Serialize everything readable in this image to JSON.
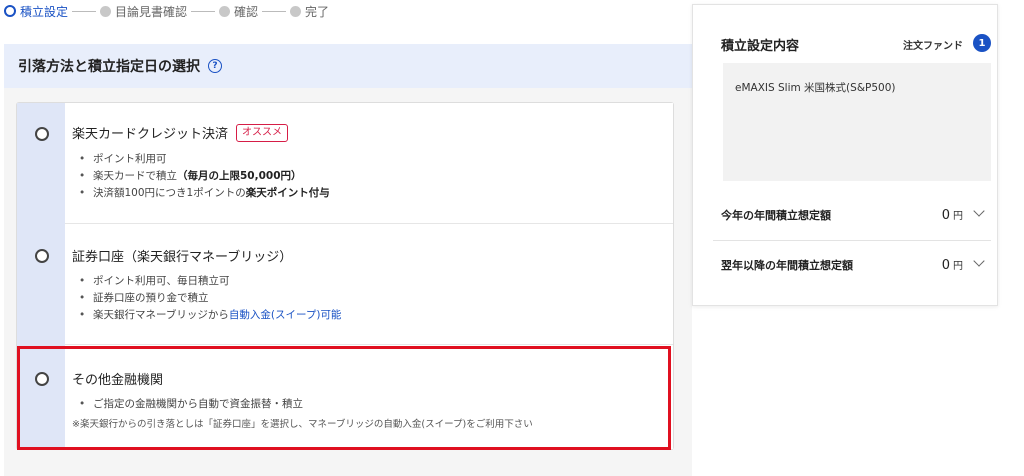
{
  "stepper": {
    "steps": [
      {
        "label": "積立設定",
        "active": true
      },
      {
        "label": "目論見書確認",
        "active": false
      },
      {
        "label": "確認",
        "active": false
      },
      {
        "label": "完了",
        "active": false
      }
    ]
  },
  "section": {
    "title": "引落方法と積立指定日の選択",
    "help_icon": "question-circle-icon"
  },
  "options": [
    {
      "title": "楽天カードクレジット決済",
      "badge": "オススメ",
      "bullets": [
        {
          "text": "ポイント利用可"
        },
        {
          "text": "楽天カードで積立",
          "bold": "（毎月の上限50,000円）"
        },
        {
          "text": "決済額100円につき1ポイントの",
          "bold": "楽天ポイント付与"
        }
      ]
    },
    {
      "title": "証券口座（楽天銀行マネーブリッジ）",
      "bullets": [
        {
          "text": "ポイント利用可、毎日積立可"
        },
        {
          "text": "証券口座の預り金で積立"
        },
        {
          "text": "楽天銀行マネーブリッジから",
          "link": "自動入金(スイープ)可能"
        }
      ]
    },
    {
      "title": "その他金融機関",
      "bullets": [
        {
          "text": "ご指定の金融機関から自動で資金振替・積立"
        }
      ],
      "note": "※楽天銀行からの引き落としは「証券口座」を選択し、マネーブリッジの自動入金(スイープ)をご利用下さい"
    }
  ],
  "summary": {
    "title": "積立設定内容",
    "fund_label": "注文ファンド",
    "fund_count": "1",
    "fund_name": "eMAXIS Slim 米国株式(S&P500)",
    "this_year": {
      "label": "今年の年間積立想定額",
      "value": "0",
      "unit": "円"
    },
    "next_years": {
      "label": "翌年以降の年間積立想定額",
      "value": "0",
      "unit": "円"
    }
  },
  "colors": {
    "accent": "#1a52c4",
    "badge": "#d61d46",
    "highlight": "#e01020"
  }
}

· · · · ·

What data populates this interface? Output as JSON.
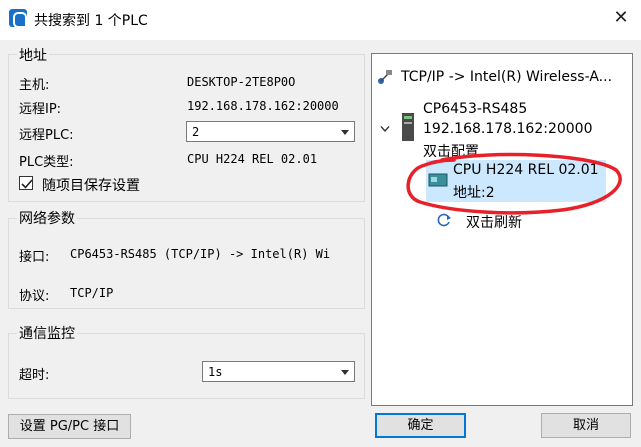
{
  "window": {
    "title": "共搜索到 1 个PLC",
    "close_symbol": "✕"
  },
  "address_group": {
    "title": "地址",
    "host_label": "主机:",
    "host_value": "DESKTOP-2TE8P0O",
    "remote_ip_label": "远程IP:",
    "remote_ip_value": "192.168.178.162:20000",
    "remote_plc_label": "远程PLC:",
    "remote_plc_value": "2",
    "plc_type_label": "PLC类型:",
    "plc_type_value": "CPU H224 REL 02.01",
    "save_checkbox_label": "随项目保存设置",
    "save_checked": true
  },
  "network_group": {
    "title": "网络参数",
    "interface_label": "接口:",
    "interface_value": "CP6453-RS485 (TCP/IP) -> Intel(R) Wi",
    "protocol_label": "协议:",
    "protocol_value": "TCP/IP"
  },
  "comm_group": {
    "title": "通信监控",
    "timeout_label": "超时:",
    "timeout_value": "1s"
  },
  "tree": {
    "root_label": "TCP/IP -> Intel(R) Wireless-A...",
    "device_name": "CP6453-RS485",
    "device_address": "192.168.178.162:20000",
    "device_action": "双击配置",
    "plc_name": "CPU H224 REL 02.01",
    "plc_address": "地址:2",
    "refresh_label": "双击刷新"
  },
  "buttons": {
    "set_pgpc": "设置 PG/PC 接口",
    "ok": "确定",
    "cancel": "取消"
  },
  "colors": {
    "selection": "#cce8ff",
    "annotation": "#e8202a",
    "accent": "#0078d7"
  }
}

· · · · ·

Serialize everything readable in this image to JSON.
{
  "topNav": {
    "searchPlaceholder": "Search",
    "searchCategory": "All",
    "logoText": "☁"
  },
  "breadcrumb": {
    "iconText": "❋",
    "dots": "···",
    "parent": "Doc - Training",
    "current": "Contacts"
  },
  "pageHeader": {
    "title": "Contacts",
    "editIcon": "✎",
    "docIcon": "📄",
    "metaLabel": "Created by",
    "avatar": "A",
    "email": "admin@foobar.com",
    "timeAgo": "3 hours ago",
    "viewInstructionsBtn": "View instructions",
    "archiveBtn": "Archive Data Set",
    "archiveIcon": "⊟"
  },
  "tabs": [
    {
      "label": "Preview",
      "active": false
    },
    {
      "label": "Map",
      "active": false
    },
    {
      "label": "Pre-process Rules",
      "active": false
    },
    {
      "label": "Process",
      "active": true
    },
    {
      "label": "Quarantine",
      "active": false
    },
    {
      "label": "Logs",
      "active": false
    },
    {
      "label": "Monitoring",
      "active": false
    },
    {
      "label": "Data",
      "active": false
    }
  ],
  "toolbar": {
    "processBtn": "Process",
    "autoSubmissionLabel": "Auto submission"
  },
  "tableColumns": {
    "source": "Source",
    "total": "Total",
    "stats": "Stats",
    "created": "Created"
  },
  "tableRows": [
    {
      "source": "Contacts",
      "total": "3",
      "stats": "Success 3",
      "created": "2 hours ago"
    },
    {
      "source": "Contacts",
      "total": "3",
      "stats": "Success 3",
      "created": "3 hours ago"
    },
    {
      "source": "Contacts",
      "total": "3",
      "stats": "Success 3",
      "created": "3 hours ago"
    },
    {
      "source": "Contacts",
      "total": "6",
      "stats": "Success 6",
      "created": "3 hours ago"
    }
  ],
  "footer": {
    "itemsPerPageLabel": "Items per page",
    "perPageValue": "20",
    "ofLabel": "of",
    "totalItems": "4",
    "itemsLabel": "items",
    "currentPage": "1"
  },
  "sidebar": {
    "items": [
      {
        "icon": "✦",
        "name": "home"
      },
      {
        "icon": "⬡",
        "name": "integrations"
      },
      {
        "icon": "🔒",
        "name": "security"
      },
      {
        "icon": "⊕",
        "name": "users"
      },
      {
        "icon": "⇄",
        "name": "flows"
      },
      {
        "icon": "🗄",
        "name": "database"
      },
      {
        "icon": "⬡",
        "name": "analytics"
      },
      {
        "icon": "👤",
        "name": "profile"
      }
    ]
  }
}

· · · · ·

§ Your objective:
Say how many lines in this listing hold the string "Intel", giving the count and nothing more.

§ Solution to this exercise:
2